▶ **Written exercise**
Set down each line of the data below exactly as it stands, dropping the pictures.

▶ **Data to process**
>>

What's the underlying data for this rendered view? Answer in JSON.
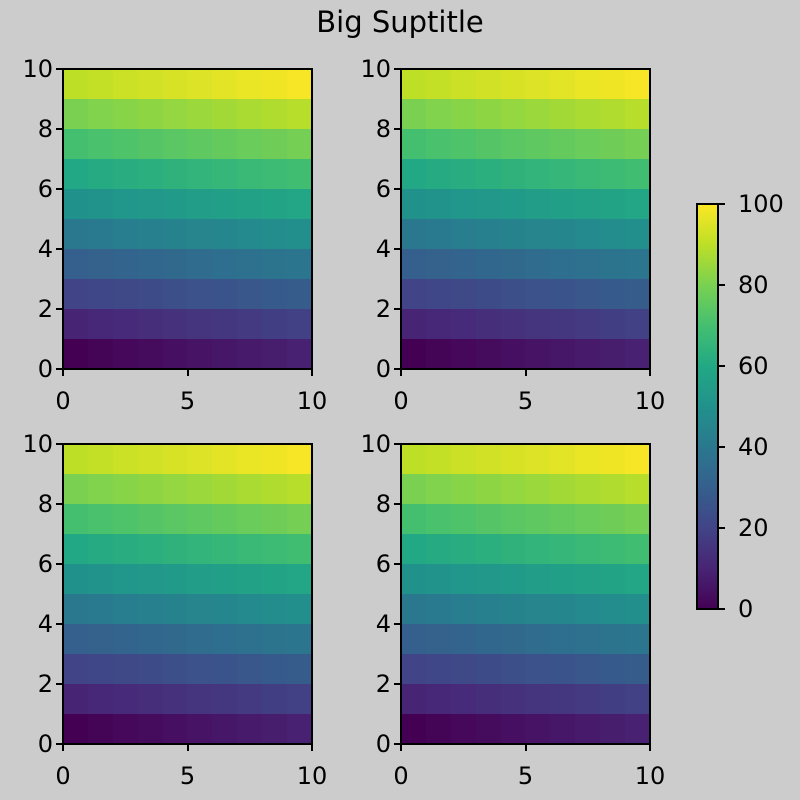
{
  "chart_data": {
    "type": "heatmap",
    "title": "Big Suptitle",
    "layout": "2x2 subplots with shared colorbar",
    "colormap": "viridis",
    "subplots": [
      {
        "id": "top-left",
        "xlim": [
          0,
          10
        ],
        "ylim": [
          0,
          10
        ],
        "xticks": [
          "0",
          "5",
          "10"
        ],
        "yticks": [
          "0",
          "2",
          "4",
          "6",
          "8",
          "10"
        ]
      },
      {
        "id": "top-right",
        "xlim": [
          0,
          10
        ],
        "ylim": [
          0,
          10
        ],
        "xticks": [
          "0",
          "5",
          "10"
        ],
        "yticks": [
          "0",
          "2",
          "4",
          "6",
          "8",
          "10"
        ]
      },
      {
        "id": "bottom-left",
        "xlim": [
          0,
          10
        ],
        "ylim": [
          0,
          10
        ],
        "xticks": [
          "0",
          "5",
          "10"
        ],
        "yticks": [
          "0",
          "2",
          "4",
          "6",
          "8",
          "10"
        ]
      },
      {
        "id": "bottom-right",
        "xlim": [
          0,
          10
        ],
        "ylim": [
          0,
          10
        ],
        "xticks": [
          "0",
          "5",
          "10"
        ],
        "yticks": [
          "0",
          "2",
          "4",
          "6",
          "8",
          "10"
        ]
      }
    ],
    "z_description": "10x10 grid, value = 10*row + col (row from bottom), identical in all four panels",
    "z": [
      [
        0,
        1,
        2,
        3,
        4,
        5,
        6,
        7,
        8,
        9
      ],
      [
        10,
        11,
        12,
        13,
        14,
        15,
        16,
        17,
        18,
        19
      ],
      [
        20,
        21,
        22,
        23,
        24,
        25,
        26,
        27,
        28,
        29
      ],
      [
        30,
        31,
        32,
        33,
        34,
        35,
        36,
        37,
        38,
        39
      ],
      [
        40,
        41,
        42,
        43,
        44,
        45,
        46,
        47,
        48,
        49
      ],
      [
        50,
        51,
        52,
        53,
        54,
        55,
        56,
        57,
        58,
        59
      ],
      [
        60,
        61,
        62,
        63,
        64,
        65,
        66,
        67,
        68,
        69
      ],
      [
        70,
        71,
        72,
        73,
        74,
        75,
        76,
        77,
        78,
        79
      ],
      [
        80,
        81,
        82,
        83,
        84,
        85,
        86,
        87,
        88,
        89
      ],
      [
        90,
        91,
        92,
        93,
        94,
        95,
        96,
        97,
        98,
        99
      ]
    ],
    "colorbar": {
      "vmin": 0,
      "vmax": 100,
      "ticks": [
        "0",
        "20",
        "40",
        "60",
        "80",
        "100"
      ]
    },
    "background_color": "#cccccc"
  }
}
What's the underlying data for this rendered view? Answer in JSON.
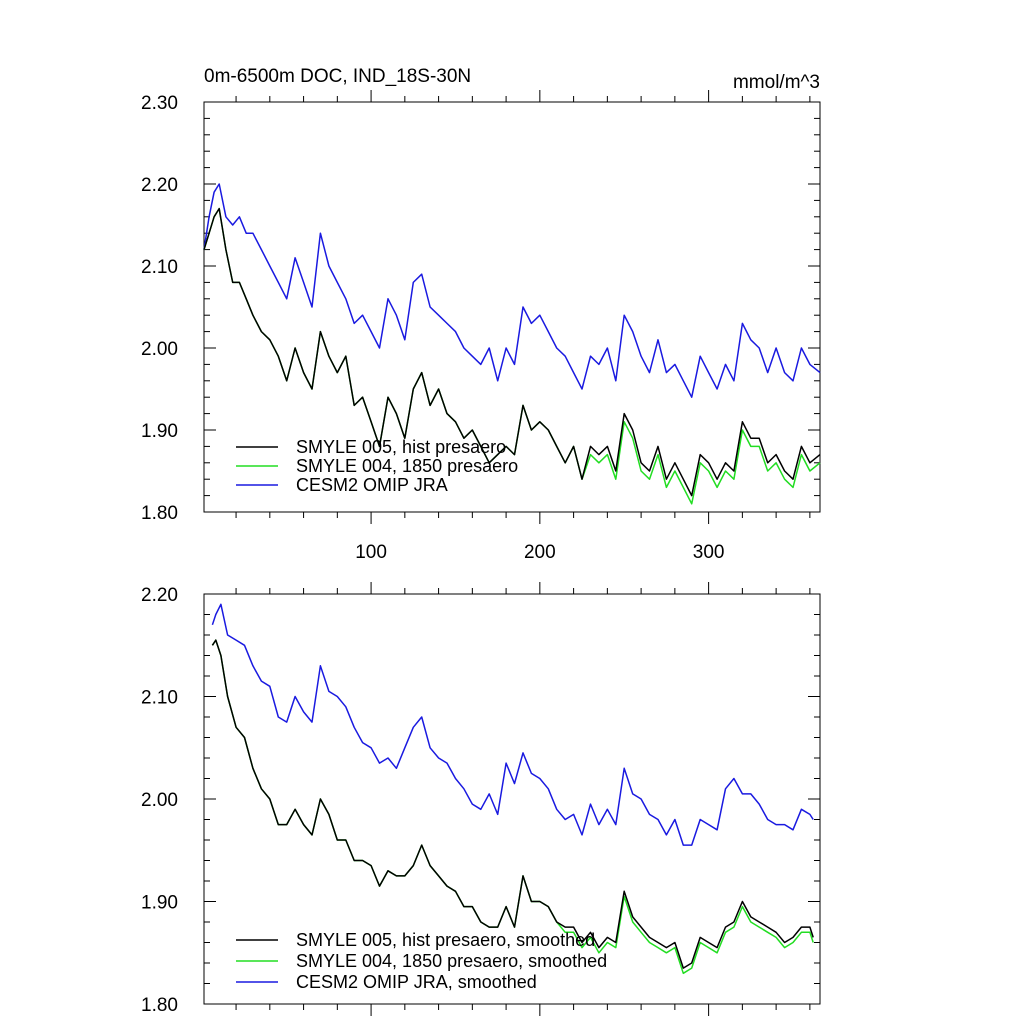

<<

▶ **Answer**
What's the underlying data for this rendered view? Answer in JSON.
{
  "chart_data": {
    "type": "heatmap",
    "title": "Big Suptitle",
    "layout": "2x2 subplots with shared colorbar",
    "colormap": "viridis",
    "subplots": [
      {
        "id": "top-left",
        "xlim": [
          0,
          10
        ],
        "ylim": [
          0,
          10
        ],
        "xticks": [
          "0",
          "5",
          "10"
        ],
        "yticks": [
          "0",
          "2",
          "4",
          "6",
          "8",
          "10"
        ]
      },
      {
        "id": "top-right",
        "xlim": [
          0,
          10
        ],
        "ylim": [
          0,
          10
        ],
        "xticks": [
          "0",
          "5",
          "10"
        ],
        "yticks": [
          "0",
          "2",
          "4",
          "6",
          "8",
          "10"
        ]
      },
      {
        "id": "bottom-left",
        "xlim": [
          0,
          10
        ],
        "ylim": [
          0,
          10
        ],
        "xticks": [
          "0",
          "5",
          "10"
        ],
        "yticks": [
          "0",
          "2",
          "4",
          "6",
          "8",
          "10"
        ]
      },
      {
        "id": "bottom-right",
        "xlim": [
          0,
          10
        ],
        "ylim": [
          0,
          10
        ],
        "xticks": [
          "0",
          "5",
          "10"
        ],
        "yticks": [
          "0",
          "2",
          "4",
          "6",
          "8",
          "10"
        ]
      }
    ],
    "z_description": "10x10 grid, value = 10*row + col (row from bottom), identical in all four panels",
    "z": [
      [
        0,
        1,
        2,
        3,
        4,
        5,
        6,
        7,
        8,
        9
      ],
      [
        10,
        11,
        12,
        13,
        14,
        15,
        16,
        17,
        18,
        19
      ],
      [
        20,
        21,
        22,
        23,
        24,
        25,
        26,
        27,
        28,
        29
      ],
      [
        30,
        31,
        32,
        33,
        34,
        35,
        36,
        37,
        38,
        39
      ],
      [
        40,
        41,
        42,
        43,
        44,
        45,
        46,
        47,
        48,
        49
      ],
      [
        50,
        51,
        52,
        53,
        54,
        55,
        56,
        57,
        58,
        59
      ],
      [
        60,
        61,
        62,
        63,
        64,
        65,
        66,
        67,
        68,
        69
      ],
      [
        70,
        71,
        72,
        73,
        74,
        75,
        76,
        77,
        78,
        79
      ],
      [
        80,
        81,
        82,
        83,
        84,
        85,
        86,
        87,
        88,
        89
      ],
      [
        90,
        91,
        92,
        93,
        94,
        95,
        96,
        97,
        98,
        99
      ]
    ],
    "colorbar": {
      "vmin": 0,
      "vmax": 100,
      "ticks": [
        "0",
        "20",
        "40",
        "60",
        "80",
        "100"
      ]
    },
    "background_color": "#cccccc"
  }
}
What's the underlying data for this rendered view? Answer in JSON.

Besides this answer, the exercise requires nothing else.